What to produce |
Repeat the records below exactly.
=== Dataset excerpts ===
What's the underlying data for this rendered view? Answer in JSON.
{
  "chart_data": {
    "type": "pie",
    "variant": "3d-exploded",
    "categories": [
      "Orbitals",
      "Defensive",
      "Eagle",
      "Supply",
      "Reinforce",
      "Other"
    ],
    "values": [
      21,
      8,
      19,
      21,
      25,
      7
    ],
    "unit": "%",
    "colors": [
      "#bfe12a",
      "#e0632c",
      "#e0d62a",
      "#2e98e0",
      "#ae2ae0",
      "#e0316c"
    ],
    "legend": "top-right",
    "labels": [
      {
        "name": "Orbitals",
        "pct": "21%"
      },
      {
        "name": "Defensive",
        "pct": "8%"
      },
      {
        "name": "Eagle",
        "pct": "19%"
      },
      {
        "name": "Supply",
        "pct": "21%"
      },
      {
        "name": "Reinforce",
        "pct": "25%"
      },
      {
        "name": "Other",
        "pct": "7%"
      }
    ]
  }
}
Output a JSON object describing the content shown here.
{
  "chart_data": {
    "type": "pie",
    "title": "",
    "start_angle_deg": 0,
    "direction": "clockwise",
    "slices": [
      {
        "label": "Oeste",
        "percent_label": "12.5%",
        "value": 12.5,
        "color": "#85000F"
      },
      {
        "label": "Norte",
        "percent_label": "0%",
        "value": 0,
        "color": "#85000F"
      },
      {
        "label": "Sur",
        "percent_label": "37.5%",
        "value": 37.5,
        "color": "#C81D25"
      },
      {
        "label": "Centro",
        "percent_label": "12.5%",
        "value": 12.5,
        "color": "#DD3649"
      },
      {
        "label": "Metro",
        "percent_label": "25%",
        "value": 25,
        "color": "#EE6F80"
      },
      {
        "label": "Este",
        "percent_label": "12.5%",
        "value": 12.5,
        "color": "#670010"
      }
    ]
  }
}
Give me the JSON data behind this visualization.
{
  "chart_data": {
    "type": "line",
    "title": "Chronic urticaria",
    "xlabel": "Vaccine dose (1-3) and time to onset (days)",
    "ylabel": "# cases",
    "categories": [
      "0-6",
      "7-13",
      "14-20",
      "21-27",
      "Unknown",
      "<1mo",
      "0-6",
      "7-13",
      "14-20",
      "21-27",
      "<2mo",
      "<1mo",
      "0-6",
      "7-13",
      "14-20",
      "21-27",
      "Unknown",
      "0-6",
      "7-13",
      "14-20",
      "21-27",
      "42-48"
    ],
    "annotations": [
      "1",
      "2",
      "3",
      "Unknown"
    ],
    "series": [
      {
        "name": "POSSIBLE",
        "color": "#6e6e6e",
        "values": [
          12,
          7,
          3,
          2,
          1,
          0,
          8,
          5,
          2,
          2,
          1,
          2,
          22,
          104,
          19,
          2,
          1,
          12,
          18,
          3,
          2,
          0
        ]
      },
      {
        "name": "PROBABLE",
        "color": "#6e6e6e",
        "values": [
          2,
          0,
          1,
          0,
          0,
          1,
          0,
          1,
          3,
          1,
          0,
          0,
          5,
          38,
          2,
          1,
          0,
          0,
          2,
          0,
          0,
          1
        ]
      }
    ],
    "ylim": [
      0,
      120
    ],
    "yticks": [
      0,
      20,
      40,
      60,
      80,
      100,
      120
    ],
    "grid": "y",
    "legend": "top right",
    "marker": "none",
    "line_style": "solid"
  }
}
===
Reply |
What's the underlying data for this rendered view? Answer in JSON.
{
  "chart_data": {
    "type": "pie",
    "variant": "3d-exploded",
    "categories": [
      "Orbitals",
      "Defensive",
      "Eagle",
      "Supply",
      "Reinforce",
      "Other"
    ],
    "values": [
      21,
      8,
      19,
      21,
      25,
      7
    ],
    "unit": "%",
    "colors": [
      "#bfe12a",
      "#e0632c",
      "#e0d62a",
      "#2e98e0",
      "#ae2ae0",
      "#e0316c"
    ],
    "legend": "top-right",
    "labels": [
      {
        "name": "Orbitals",
        "pct": "21%"
      },
      {
        "name": "Defensive",
        "pct": "8%"
      },
      {
        "name": "Eagle",
        "pct": "19%"
      },
      {
        "name": "Supply",
        "pct": "21%"
      },
      {
        "name": "Reinforce",
        "pct": "25%"
      },
      {
        "name": "Other",
        "pct": "7%"
      }
    ]
  }
}
Output a JSON object describing the content shown here.
{
  "chart_data": {
    "type": "pie",
    "title": "",
    "start_angle_deg": 0,
    "direction": "clockwise",
    "slices": [
      {
        "label": "Oeste",
        "percent_label": "12.5%",
        "value": 12.5,
        "color": "#85000F"
      },
      {
        "label": "Norte",
        "percent_label": "0%",
        "value": 0,
        "color": "#85000F"
      },
      {
        "label": "Sur",
        "percent_label": "37.5%",
        "value": 37.5,
        "color": "#C81D25"
      },
      {
        "label": "Centro",
        "percent_label": "12.5%",
        "value": 12.5,
        "color": "#DD3649"
      },
      {
        "label": "Metro",
        "percent_label": "25%",
        "value": 25,
        "color": "#EE6F80"
      },
      {
        "label": "Este",
        "percent_label": "12.5%",
        "value": 12.5,
        "color": "#670010"
      }
    ]
  }
}
Give me the JSON data behind this visualization.
{
  "chart_data": {
    "type": "line",
    "title": "Chronic urticaria",
    "xlabel": "Vaccine dose (1-3) and time to onset (days)",
    "ylabel": "# cases",
    "categories": [
      "0-6",
      "7-13",
      "14-20",
      "21-27",
      "Unknown",
      "<1mo",
      "0-6",
      "7-13",
      "14-20",
      "21-27",
      "<2mo",
      "<1mo",
      "0-6",
      "7-13",
      "14-20",
      "21-27",
      "Unknown",
      "0-6",
      "7-13",
      "14-20",
      "21-27",
      "42-48"
    ],
    "annotations": [
      "1",
      "2",
      "3",
      "Unknown"
    ],
    "series": [
      {
        "name": "POSSIBLE",
        "color": "#6e6e6e",
        "values": [
          12,
          7,
          3,
          2,
          1,
          0,
          8,
          5,
          2,
          2,
          1,
          2,
          22,
          104,
          19,
          2,
          1,
          12,
          18,
          3,
          2,
          0
        ]
      },
      {
        "name": "PROBABLE",
        "color": "#6e6e6e",
        "values": [
          2,
          0,
          1,
          0,
          0,
          1,
          0,
          1,
          3,
          1,
          0,
          0,
          5,
          38,
          2,
          1,
          0,
          0,
          2,
          0,
          0,
          1
        ]
      }
    ],
    "ylim": [
      0,
      120
    ],
    "yticks": [
      0,
      20,
      40,
      60,
      80,
      100,
      120
    ],
    "grid": "y",
    "legend": "top right",
    "marker": "none",
    "line_style": "solid"
  }
}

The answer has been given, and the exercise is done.